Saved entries
——————
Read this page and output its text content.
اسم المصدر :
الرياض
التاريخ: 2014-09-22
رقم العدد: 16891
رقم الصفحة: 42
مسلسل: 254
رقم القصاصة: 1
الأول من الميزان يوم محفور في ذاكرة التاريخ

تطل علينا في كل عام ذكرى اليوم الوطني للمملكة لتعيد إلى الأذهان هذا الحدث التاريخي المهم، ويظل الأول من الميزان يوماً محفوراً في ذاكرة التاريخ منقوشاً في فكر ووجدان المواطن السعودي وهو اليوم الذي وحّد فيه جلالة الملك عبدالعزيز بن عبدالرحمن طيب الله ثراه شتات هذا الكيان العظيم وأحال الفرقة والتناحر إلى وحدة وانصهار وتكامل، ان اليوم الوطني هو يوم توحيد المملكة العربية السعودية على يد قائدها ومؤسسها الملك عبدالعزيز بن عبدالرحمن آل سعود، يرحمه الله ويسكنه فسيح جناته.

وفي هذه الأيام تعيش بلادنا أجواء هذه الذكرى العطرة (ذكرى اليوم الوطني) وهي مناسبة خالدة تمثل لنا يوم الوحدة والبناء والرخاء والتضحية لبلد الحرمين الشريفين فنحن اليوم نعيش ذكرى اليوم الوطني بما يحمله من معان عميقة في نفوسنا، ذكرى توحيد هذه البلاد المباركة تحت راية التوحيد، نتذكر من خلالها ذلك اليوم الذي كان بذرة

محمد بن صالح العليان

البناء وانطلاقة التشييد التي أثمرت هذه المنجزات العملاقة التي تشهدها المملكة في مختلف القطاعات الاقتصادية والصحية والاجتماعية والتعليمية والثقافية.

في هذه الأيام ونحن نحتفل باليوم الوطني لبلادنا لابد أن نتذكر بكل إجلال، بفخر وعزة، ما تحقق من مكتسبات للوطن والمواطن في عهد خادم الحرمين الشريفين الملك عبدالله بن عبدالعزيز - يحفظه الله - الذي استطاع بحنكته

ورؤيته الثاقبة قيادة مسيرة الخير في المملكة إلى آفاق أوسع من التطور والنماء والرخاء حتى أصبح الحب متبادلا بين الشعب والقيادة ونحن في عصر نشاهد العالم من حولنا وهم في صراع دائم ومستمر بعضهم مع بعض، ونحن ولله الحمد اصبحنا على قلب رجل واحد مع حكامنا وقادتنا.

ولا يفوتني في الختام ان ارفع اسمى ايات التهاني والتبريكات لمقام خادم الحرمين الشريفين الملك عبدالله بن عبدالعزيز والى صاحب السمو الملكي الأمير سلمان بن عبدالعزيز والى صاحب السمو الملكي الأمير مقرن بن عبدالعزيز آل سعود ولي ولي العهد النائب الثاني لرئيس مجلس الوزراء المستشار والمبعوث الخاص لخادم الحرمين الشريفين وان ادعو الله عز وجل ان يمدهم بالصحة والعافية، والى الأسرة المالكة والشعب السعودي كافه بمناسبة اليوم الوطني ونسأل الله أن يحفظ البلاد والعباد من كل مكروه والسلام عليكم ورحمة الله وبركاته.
——————
To be done:
Which lines hold the word "الأول"? Show each one.

Correct output:
الأول من الميزان يوم محفور في ذاكرة التاريخ
تطل علينا في كل عام ذكرى اليوم الوطني للمملكة لتعيد إلى الأذهان هذا الحدث التاريخي المهم، ويظل الأول من الميزان يوماً محفوراً في ذاكرة التاريخ منقوشاً في فكر ووجدان المواطن السعودي وهو اليوم الذي وحّد فيه جلالة الملك عبدالعزيز بن عبدالرحمن طيب الله ثراه شتات هذا الكيان العظيم وأحال الفرقة والتناحر إلى وحدة وانصهار وتكامل، ان اليوم الوطني هو يوم توحيد المملكة العربية السعودية على يد قائدها ومؤسسها الملك عبدالعزيز بن عبدالرحمن آل سعود، يرحمه الله ويسكنه فسيح جناته.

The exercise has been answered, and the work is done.